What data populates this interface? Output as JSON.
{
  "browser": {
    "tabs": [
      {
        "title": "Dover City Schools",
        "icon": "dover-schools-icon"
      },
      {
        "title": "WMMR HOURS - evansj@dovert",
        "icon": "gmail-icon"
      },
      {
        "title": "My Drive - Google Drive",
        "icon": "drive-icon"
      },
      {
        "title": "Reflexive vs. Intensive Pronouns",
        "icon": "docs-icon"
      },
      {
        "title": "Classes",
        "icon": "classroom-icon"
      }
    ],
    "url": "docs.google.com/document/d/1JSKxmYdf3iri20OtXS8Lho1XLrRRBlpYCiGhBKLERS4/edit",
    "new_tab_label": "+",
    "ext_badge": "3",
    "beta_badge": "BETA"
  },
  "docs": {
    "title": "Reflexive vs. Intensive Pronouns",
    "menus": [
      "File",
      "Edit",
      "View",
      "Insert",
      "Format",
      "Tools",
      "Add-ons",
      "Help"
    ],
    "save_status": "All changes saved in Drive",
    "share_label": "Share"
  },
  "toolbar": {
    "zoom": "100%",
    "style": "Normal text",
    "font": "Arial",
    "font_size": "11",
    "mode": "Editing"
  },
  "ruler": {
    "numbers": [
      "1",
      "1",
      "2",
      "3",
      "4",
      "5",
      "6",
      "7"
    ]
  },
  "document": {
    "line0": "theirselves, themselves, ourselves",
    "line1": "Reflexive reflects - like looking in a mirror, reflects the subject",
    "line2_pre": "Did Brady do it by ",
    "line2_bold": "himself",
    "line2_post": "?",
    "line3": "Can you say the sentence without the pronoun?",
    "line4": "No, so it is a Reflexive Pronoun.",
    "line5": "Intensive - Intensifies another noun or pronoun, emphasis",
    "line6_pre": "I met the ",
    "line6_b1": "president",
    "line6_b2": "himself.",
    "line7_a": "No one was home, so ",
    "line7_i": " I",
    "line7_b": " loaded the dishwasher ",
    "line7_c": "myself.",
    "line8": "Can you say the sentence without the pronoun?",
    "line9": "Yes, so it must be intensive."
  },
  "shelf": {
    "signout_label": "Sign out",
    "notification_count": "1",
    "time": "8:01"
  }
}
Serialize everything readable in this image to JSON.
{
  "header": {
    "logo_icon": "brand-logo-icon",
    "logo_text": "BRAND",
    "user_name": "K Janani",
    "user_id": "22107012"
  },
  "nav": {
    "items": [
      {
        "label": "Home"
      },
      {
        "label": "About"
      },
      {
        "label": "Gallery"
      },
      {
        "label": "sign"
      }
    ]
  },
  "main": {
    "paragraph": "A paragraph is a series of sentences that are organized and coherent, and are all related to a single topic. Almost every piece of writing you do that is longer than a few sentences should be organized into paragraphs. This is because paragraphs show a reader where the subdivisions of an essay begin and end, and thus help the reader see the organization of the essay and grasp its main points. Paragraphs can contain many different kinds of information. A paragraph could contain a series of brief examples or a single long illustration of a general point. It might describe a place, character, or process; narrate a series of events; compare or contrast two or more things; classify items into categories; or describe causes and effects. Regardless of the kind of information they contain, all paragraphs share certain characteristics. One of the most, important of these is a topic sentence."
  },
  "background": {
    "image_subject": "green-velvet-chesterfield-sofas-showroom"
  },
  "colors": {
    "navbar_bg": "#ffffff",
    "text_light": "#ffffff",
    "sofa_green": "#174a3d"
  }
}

════════════════

Among the lines above, determine how many hold the word "JSON"; report the figure alone.

▶ _Answer to the task_
2